Extract all lines that hold the string "Product".

#### WORKING DATA ####

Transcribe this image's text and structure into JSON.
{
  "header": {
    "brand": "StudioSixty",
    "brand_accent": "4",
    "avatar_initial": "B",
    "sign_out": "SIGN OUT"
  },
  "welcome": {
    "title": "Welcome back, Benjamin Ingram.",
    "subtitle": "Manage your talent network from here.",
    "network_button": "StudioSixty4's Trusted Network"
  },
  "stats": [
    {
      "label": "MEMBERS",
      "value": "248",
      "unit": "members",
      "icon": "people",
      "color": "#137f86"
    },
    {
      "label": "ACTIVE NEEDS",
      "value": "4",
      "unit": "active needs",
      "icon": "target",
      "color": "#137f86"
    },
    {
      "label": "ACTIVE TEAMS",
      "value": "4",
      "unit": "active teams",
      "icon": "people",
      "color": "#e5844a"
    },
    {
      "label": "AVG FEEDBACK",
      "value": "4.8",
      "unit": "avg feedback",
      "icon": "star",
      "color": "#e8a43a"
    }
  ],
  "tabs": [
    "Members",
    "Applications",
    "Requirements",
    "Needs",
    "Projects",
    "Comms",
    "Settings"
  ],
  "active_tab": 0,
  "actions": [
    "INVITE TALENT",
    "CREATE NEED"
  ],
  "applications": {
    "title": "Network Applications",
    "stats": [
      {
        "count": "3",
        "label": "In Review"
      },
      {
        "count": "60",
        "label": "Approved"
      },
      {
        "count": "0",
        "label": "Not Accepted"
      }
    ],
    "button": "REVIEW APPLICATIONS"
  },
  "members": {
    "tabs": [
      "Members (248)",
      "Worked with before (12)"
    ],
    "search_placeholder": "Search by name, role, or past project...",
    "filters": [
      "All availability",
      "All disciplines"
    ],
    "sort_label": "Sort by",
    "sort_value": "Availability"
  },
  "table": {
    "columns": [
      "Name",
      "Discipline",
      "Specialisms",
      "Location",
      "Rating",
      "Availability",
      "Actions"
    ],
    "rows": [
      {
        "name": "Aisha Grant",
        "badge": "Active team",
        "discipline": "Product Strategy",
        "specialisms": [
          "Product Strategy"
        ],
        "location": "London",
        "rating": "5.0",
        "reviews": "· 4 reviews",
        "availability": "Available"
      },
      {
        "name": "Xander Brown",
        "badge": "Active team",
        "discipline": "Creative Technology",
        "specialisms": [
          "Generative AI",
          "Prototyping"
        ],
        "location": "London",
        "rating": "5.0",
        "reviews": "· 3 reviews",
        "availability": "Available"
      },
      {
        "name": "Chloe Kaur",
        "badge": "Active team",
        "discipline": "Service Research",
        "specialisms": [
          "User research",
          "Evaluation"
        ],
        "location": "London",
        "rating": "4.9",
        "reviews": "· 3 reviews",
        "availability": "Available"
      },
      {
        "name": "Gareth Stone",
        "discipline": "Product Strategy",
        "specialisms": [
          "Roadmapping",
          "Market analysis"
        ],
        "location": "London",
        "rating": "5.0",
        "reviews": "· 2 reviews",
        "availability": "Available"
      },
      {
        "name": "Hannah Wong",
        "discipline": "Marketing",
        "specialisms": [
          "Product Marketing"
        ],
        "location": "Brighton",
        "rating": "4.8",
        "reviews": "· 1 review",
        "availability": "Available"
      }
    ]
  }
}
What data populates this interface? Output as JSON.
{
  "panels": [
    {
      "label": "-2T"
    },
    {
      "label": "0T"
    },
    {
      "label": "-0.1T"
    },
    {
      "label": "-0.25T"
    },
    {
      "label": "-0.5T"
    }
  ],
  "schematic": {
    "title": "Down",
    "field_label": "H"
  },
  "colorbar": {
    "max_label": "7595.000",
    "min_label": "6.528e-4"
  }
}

####

FINISHED EXERCISE
        "discipline": "Product Strategy",
          "Product Strategy"
        "discipline": "Product Strategy",
          "Product Marketing"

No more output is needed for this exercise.